**Brief**
Return the whole listing, keeping every character the same.
--- begin ---
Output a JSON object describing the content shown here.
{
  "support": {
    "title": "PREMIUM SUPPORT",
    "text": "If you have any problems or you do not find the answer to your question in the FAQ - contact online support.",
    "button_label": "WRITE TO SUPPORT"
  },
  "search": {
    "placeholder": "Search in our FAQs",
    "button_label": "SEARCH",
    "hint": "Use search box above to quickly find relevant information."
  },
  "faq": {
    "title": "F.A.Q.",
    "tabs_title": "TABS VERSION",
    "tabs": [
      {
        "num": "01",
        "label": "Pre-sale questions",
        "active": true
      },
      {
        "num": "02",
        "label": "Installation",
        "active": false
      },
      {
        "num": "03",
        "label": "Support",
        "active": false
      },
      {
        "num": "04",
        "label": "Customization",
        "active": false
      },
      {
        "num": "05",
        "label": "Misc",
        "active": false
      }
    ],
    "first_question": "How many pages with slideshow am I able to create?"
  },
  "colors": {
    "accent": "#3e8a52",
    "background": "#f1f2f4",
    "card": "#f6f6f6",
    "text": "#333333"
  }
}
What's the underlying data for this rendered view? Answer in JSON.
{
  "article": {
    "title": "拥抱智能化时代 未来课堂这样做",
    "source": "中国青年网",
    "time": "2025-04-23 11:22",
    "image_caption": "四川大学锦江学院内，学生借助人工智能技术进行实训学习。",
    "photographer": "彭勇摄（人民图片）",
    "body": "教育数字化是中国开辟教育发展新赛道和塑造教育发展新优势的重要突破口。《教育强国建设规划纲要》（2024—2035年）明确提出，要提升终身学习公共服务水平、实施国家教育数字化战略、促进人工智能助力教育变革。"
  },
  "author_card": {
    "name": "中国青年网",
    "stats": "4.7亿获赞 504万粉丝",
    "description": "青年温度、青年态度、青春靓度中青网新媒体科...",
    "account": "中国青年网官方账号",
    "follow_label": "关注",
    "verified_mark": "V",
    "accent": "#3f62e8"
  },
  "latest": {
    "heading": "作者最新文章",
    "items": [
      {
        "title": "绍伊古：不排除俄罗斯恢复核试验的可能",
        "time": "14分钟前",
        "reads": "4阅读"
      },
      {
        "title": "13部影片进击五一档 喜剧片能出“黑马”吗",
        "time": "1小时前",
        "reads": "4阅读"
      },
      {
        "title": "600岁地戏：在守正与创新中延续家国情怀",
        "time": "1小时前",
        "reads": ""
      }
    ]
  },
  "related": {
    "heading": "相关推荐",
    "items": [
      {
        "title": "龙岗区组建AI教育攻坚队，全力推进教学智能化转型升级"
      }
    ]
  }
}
--- end ---
**Complete answer**
Output a JSON object describing the content shown here.
{
  "support": {
    "title": "PREMIUM SUPPORT",
    "text": "If you have any problems or you do not find the answer to your question in the FAQ - contact online support.",
    "button_label": "WRITE TO SUPPORT"
  },
  "search": {
    "placeholder": "Search in our FAQs",
    "button_label": "SEARCH",
    "hint": "Use search box above to quickly find relevant information."
  },
  "faq": {
    "title": "F.A.Q.",
    "tabs_title": "TABS VERSION",
    "tabs": [
      {
        "num": "01",
        "label": "Pre-sale questions",
        "active": true
      },
      {
        "num": "02",
        "label": "Installation",
        "active": false
      },
      {
        "num": "03",
        "label": "Support",
        "active": false
      },
      {
        "num": "04",
        "label": "Customization",
        "active": false
      },
      {
        "num": "05",
        "label": "Misc",
        "active": false
      }
    ],
    "first_question": "How many pages with slideshow am I able to create?"
  },
  "colors": {
    "accent": "#3e8a52",
    "background": "#f1f2f4",
    "card": "#f6f6f6",
    "text": "#333333"
  }
}
What's the underlying data for this rendered view? Answer in JSON.
{
  "article": {
    "title": "拥抱智能化时代 未来课堂这样做",
    "source": "中国青年网",
    "time": "2025-04-23 11:22",
    "image_caption": "四川大学锦江学院内，学生借助人工智能技术进行实训学习。",
    "photographer": "彭勇摄（人民图片）",
    "body": "教育数字化是中国开辟教育发展新赛道和塑造教育发展新优势的重要突破口。《教育强国建设规划纲要》（2024—2035年）明确提出，要提升终身学习公共服务水平、实施国家教育数字化战略、促进人工智能助力教育变革。"
  },
  "author_card": {
    "name": "中国青年网",
    "stats": "4.7亿获赞 504万粉丝",
    "description": "青年温度、青年态度、青春靓度中青网新媒体科...",
    "account": "中国青年网官方账号",
    "follow_label": "关注",
    "verified_mark": "V",
    "accent": "#3f62e8"
  },
  "latest": {
    "heading": "作者最新文章",
    "items": [
      {
        "title": "绍伊古：不排除俄罗斯恢复核试验的可能",
        "time": "14分钟前",
        "reads": "4阅读"
      },
      {
        "title": "13部影片进击五一档 喜剧片能出“黑马”吗",
        "time": "1小时前",
        "reads": "4阅读"
      },
      {
        "title": "600岁地戏：在守正与创新中延续家国情怀",
        "time": "1小时前",
        "reads": ""
      }
    ]
  },
  "related": {
    "heading": "相关推荐",
    "items": [
      {
        "title": "龙岗区组建AI教育攻坚队，全力推进教学智能化转型升级"
      }
    ]
  }
}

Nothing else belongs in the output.